RECORDS SHOWN:
↓↓↓

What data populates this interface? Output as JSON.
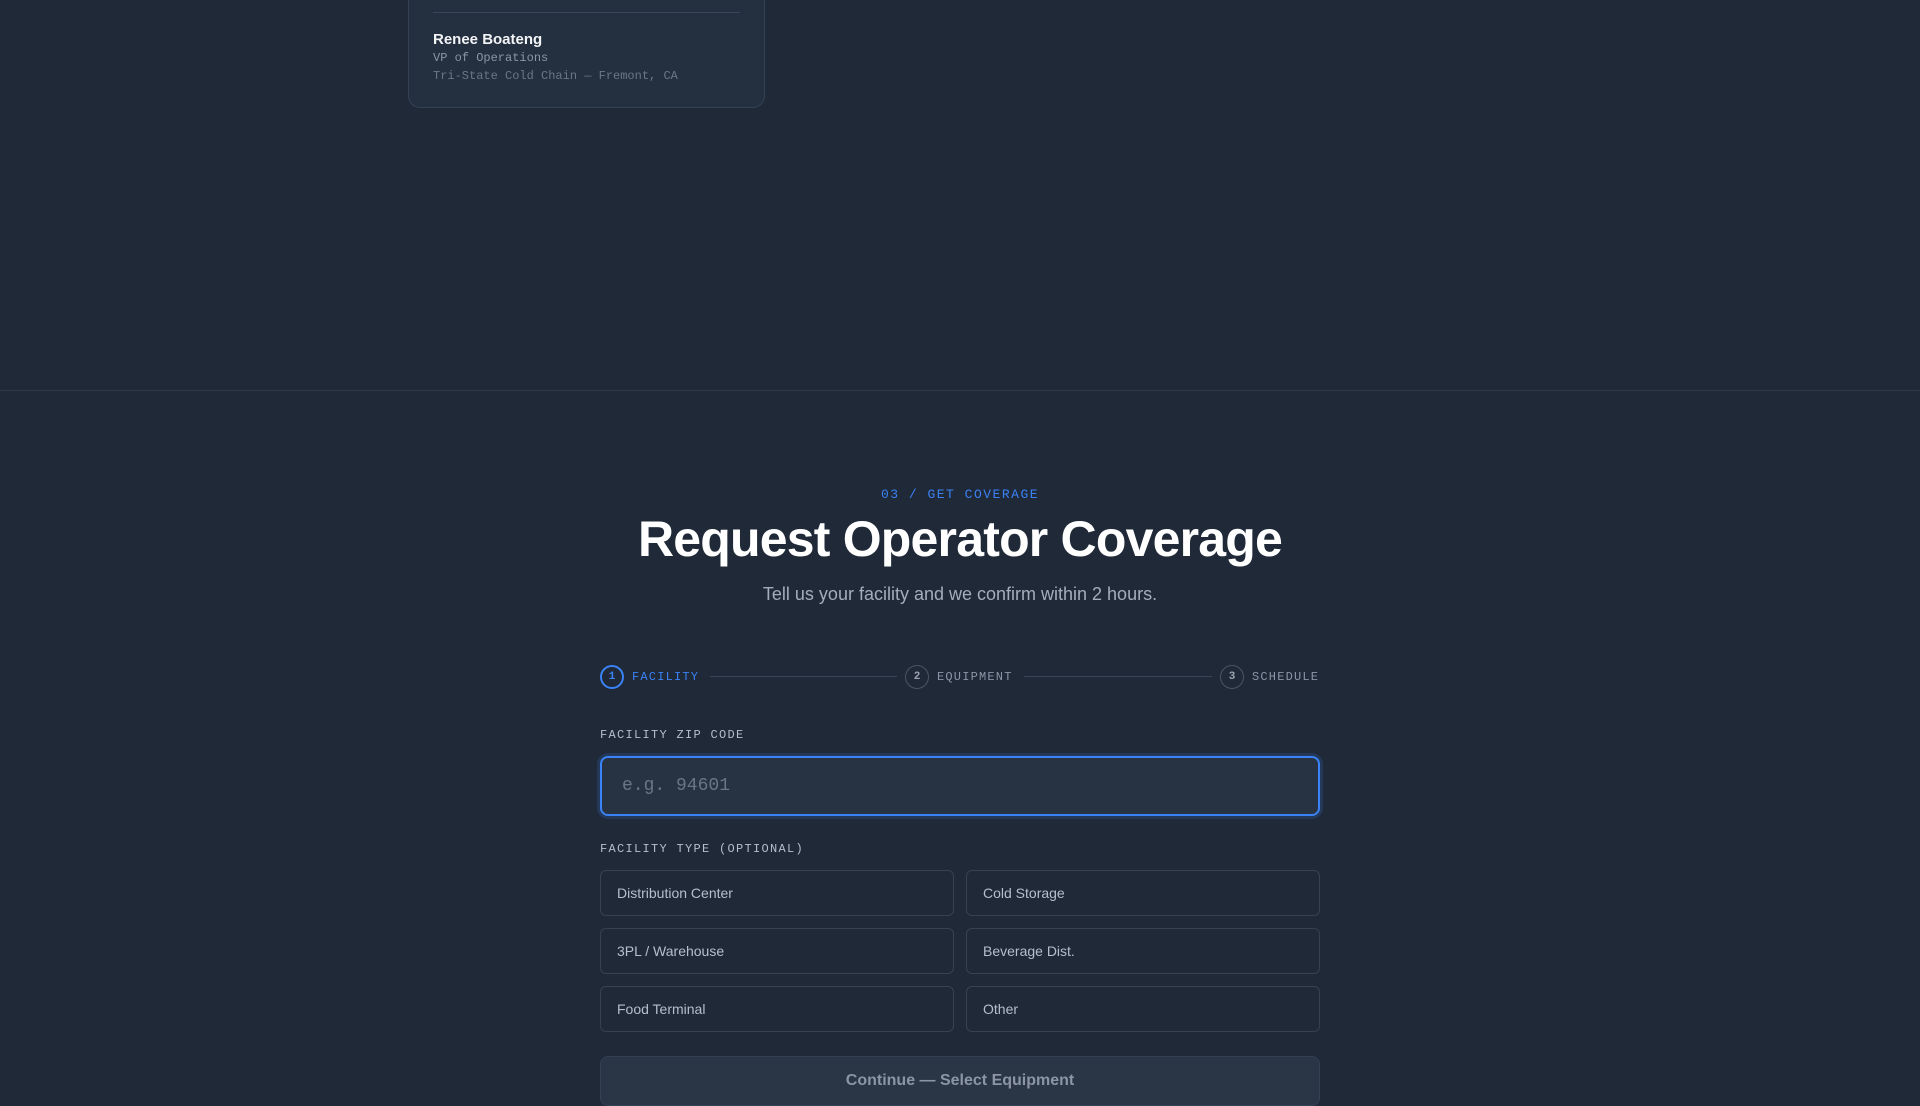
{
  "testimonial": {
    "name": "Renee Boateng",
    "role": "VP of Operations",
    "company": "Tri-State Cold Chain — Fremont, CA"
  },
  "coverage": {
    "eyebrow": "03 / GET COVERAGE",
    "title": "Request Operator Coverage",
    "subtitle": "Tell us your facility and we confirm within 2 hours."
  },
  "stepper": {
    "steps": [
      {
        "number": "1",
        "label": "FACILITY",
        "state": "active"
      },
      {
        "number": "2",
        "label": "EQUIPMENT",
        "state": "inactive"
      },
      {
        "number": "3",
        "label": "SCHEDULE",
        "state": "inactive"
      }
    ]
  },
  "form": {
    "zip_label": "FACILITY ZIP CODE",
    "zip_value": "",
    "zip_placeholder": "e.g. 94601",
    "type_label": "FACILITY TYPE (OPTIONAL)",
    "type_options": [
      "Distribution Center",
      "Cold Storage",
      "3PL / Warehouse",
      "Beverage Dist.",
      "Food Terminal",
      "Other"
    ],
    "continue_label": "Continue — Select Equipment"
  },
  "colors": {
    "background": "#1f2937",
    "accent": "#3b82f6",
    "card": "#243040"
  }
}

↑↑↑
↓↓↓

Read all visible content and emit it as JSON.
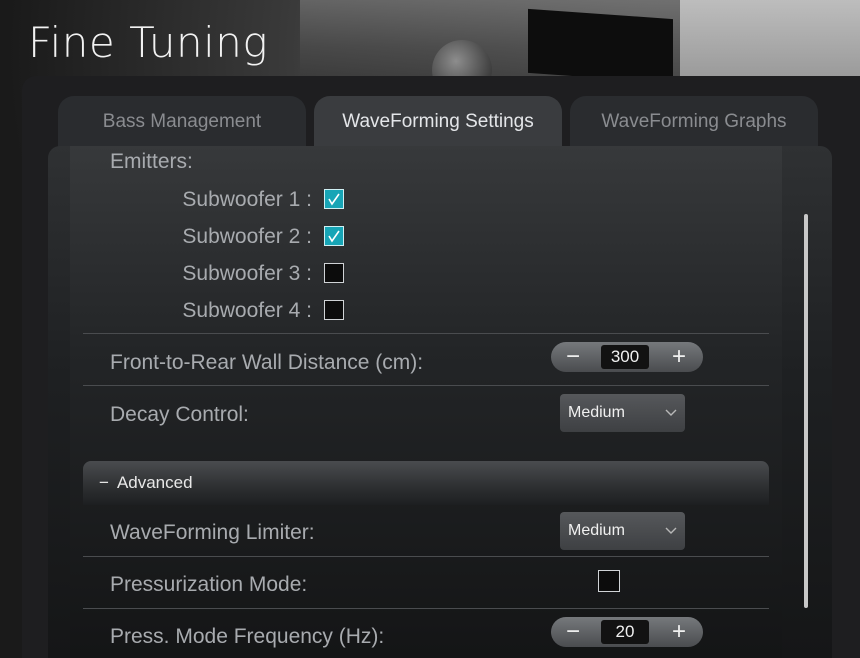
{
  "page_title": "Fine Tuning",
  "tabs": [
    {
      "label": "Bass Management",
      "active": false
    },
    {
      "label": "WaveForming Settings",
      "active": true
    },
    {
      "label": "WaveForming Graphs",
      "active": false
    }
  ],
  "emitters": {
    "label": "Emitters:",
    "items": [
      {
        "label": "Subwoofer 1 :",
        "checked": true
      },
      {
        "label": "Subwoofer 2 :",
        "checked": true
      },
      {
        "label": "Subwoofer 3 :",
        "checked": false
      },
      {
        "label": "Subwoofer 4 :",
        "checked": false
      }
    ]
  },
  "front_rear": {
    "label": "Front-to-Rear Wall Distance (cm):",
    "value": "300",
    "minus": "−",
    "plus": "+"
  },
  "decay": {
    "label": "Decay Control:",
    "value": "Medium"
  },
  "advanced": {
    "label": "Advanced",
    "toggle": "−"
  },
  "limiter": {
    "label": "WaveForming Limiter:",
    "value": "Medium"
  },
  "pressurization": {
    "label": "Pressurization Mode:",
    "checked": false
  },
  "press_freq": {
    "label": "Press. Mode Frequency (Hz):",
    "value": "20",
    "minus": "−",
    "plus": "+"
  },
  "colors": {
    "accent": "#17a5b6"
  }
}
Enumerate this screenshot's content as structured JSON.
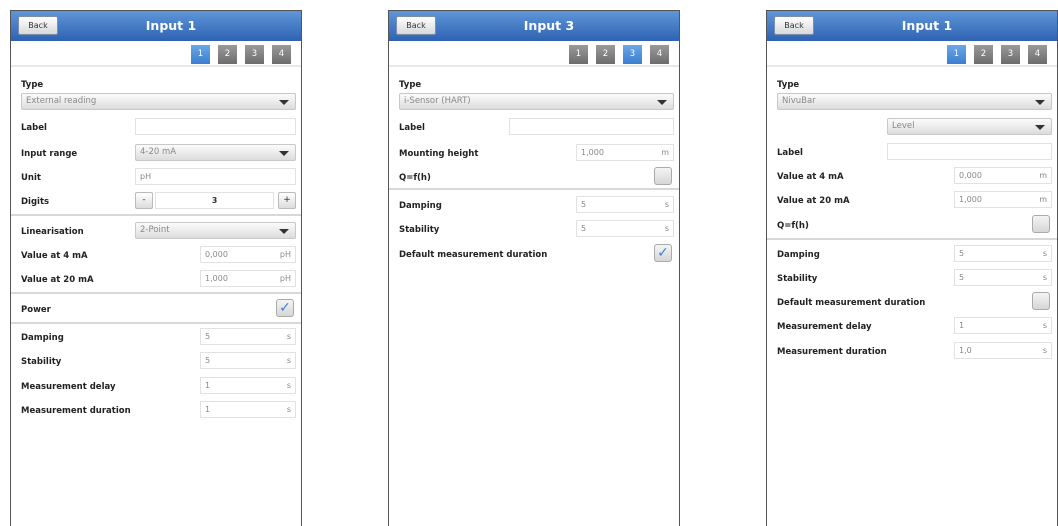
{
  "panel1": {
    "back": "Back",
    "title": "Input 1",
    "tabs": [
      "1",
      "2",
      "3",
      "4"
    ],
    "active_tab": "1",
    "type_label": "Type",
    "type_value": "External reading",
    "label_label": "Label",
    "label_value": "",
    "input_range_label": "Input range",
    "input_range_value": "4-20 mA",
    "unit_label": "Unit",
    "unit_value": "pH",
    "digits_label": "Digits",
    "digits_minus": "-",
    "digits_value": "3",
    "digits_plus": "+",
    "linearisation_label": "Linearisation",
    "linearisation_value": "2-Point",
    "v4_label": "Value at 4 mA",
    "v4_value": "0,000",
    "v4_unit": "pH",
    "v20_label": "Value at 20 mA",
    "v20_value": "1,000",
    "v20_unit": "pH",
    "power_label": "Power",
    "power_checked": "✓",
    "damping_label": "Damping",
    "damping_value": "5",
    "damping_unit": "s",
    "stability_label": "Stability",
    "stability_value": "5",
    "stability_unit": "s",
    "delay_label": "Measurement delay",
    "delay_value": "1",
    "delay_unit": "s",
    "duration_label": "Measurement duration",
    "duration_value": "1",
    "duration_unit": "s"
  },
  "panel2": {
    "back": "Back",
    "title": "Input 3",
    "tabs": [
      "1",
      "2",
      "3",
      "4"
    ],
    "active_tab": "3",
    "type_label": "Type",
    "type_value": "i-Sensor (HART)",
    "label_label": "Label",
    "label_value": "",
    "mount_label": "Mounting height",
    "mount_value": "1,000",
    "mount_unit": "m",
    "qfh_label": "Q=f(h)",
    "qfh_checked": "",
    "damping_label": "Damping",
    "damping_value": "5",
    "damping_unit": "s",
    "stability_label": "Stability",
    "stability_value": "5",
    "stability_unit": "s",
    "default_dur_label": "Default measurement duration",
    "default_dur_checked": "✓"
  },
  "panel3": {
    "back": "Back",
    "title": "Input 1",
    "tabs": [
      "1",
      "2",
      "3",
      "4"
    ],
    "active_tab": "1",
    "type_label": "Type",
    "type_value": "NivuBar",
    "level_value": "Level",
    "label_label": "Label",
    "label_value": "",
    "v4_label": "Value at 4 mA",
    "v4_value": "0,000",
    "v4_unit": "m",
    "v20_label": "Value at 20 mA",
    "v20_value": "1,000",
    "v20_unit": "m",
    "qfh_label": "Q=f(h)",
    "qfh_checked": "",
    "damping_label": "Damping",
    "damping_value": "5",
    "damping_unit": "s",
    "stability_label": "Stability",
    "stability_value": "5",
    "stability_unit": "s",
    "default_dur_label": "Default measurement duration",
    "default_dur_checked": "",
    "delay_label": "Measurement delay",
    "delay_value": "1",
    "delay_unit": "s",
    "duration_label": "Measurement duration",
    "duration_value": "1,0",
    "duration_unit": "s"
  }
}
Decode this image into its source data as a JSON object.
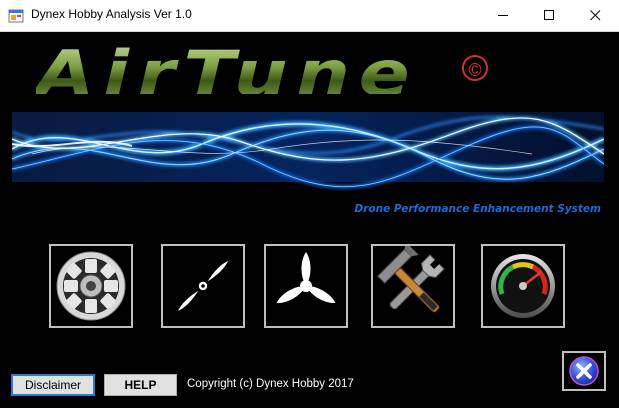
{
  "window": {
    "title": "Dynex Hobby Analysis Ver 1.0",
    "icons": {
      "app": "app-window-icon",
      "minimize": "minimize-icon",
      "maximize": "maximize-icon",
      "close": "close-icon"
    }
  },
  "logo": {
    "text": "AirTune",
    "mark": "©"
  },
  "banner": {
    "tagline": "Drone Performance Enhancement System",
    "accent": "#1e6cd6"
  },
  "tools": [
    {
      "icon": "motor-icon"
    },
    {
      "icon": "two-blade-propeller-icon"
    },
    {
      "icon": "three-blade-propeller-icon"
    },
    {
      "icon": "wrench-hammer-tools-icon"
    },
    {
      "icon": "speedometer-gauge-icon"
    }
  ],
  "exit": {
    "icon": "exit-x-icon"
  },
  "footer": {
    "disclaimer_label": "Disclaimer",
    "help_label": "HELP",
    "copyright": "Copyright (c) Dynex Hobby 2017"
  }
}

↑↑↑

GIVEN TASK:
Consider the entries above and return each line with the string "Hobby".

OUTPUT OF THE EXERCISE:
    "title": "Dynex Hobby Analysis Ver 1.0",
    "copyright": "Copyright (c) Dynex Hobby 2017"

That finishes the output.